(Dataset records)
==========

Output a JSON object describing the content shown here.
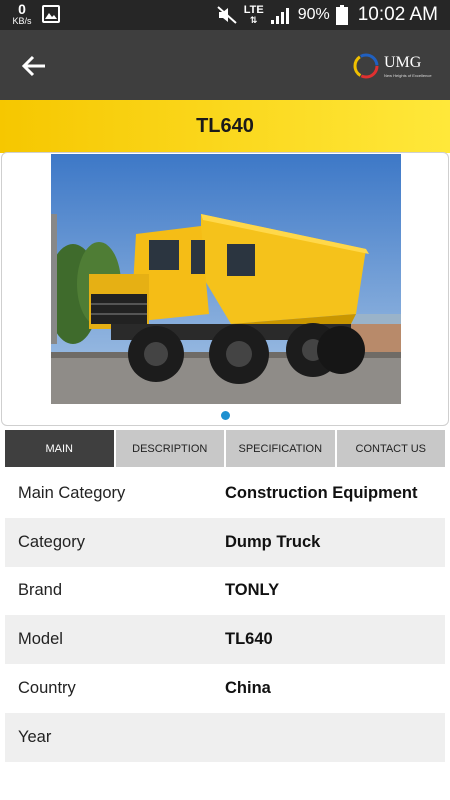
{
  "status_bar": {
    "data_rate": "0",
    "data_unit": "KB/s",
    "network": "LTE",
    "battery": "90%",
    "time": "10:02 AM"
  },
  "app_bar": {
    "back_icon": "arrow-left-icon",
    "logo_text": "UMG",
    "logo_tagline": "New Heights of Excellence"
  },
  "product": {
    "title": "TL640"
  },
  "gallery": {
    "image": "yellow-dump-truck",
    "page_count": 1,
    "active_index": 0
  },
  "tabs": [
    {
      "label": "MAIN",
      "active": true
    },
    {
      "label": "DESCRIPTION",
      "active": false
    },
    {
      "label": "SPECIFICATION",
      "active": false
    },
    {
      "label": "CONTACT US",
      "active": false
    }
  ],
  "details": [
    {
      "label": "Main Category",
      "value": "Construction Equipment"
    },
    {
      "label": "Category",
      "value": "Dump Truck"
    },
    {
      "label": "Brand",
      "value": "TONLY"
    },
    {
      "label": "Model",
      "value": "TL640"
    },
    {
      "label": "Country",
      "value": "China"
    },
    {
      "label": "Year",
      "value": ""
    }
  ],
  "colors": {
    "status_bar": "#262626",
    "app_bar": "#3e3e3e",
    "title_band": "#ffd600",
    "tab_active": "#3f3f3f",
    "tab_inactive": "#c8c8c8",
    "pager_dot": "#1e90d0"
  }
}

==========

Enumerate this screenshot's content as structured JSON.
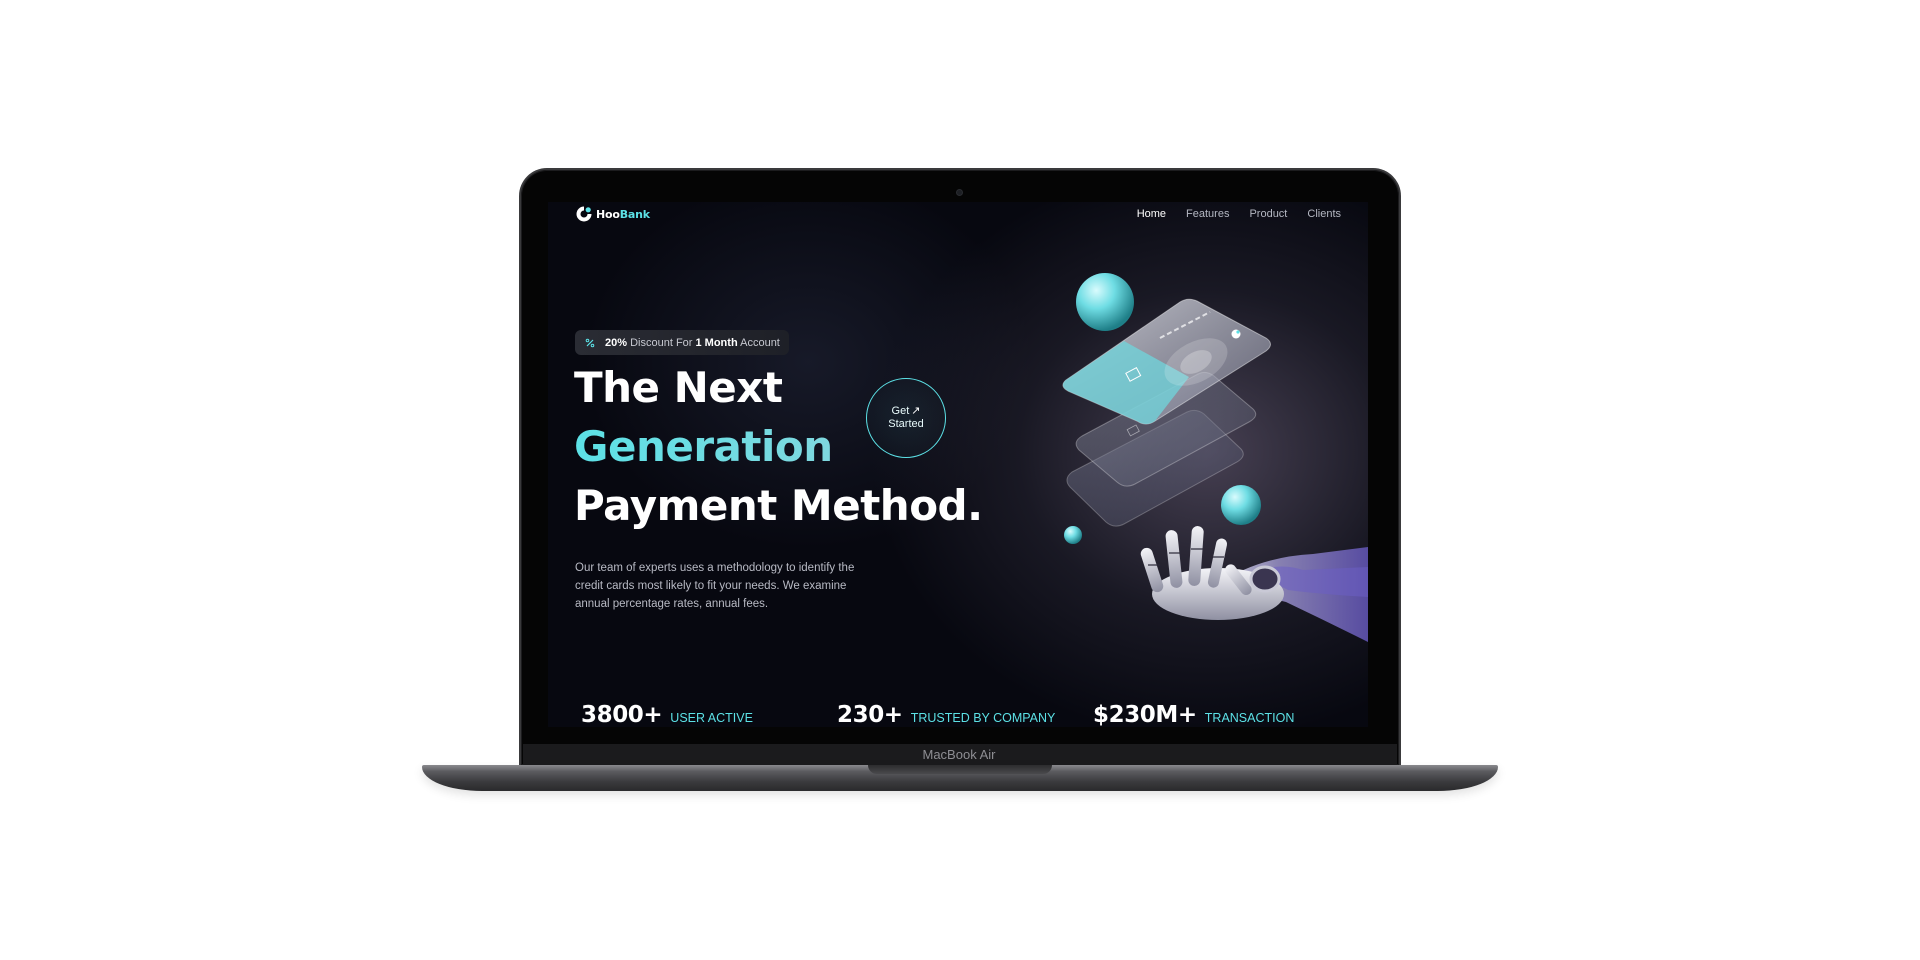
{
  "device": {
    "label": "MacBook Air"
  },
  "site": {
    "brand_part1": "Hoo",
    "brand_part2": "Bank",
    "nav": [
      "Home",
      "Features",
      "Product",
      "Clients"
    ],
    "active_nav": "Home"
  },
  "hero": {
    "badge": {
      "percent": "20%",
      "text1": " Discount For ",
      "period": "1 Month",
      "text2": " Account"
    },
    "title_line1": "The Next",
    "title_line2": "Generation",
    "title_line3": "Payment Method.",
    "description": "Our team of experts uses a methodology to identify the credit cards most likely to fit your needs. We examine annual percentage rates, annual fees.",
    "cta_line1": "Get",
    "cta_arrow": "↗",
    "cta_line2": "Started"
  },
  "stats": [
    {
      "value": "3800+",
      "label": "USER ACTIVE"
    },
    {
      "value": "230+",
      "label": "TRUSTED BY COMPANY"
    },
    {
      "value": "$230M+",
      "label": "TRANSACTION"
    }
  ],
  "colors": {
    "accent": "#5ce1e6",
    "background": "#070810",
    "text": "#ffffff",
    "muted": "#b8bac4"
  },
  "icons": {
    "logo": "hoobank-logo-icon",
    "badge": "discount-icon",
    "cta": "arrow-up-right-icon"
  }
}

==========

# Given instruction:
Copy each line of the listing that holds the word "Category".

# Solution to the exercise:
      "label": "Main Category",
      "label": "Category",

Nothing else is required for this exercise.